======== Records for processing

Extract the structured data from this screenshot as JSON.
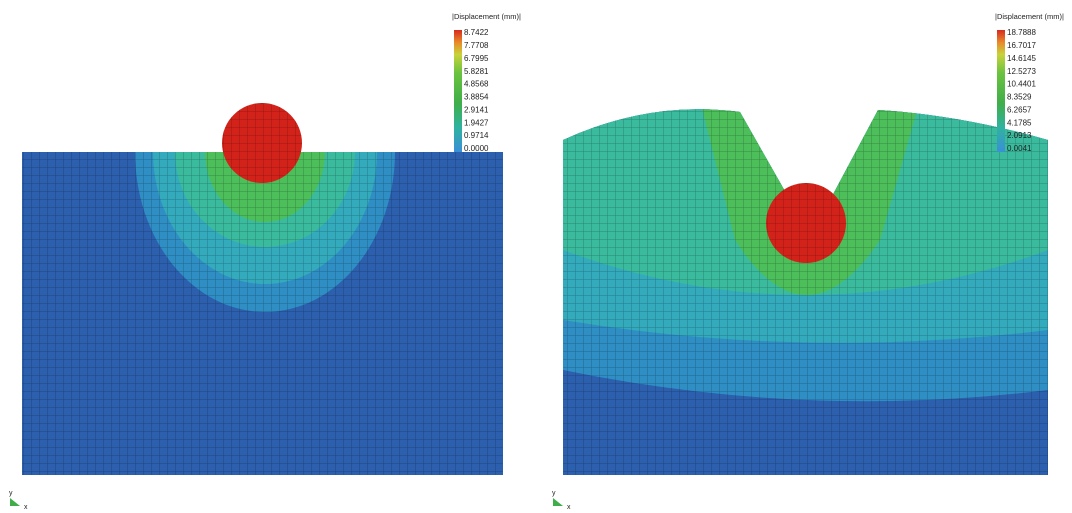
{
  "panels": [
    {
      "legend_title": "|Displacement (mm)|",
      "legend_labels": [
        "8.7422",
        "7.7708",
        "6.7995",
        "5.8281",
        "4.8568",
        "3.8854",
        "2.9141",
        "1.9427",
        "0.9714",
        "0.0000"
      ],
      "axis_labels": {
        "y": "y",
        "x": "x"
      }
    },
    {
      "legend_title": "|Displacement (mm)|",
      "legend_labels": [
        "18.7888",
        "16.7017",
        "14.6145",
        "12.5273",
        "10.4401",
        "8.3529",
        "6.2657",
        "4.1785",
        "2.0913",
        "0.0041"
      ],
      "axis_labels": {
        "y": "y",
        "x": "x"
      }
    }
  ]
}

================

> [What is being asked] Every entry must be written out exactly, with all pictures left out.

> [Completed task]
Extract the structured data from this screenshot as JSON.
{
  "panels": [
    {
      "legend_title": "|Displacement (mm)|",
      "legend_labels": [
        "8.7422",
        "7.7708",
        "6.7995",
        "5.8281",
        "4.8568",
        "3.8854",
        "2.9141",
        "1.9427",
        "0.9714",
        "0.0000"
      ],
      "axis_labels": {
        "y": "y",
        "x": "x"
      }
    },
    {
      "legend_title": "|Displacement (mm)|",
      "legend_labels": [
        "18.7888",
        "16.7017",
        "14.6145",
        "12.5273",
        "10.4401",
        "8.3529",
        "6.2657",
        "4.1785",
        "2.0913",
        "0.0041"
      ],
      "axis_labels": {
        "y": "y",
        "x": "x"
      }
    }
  ]
}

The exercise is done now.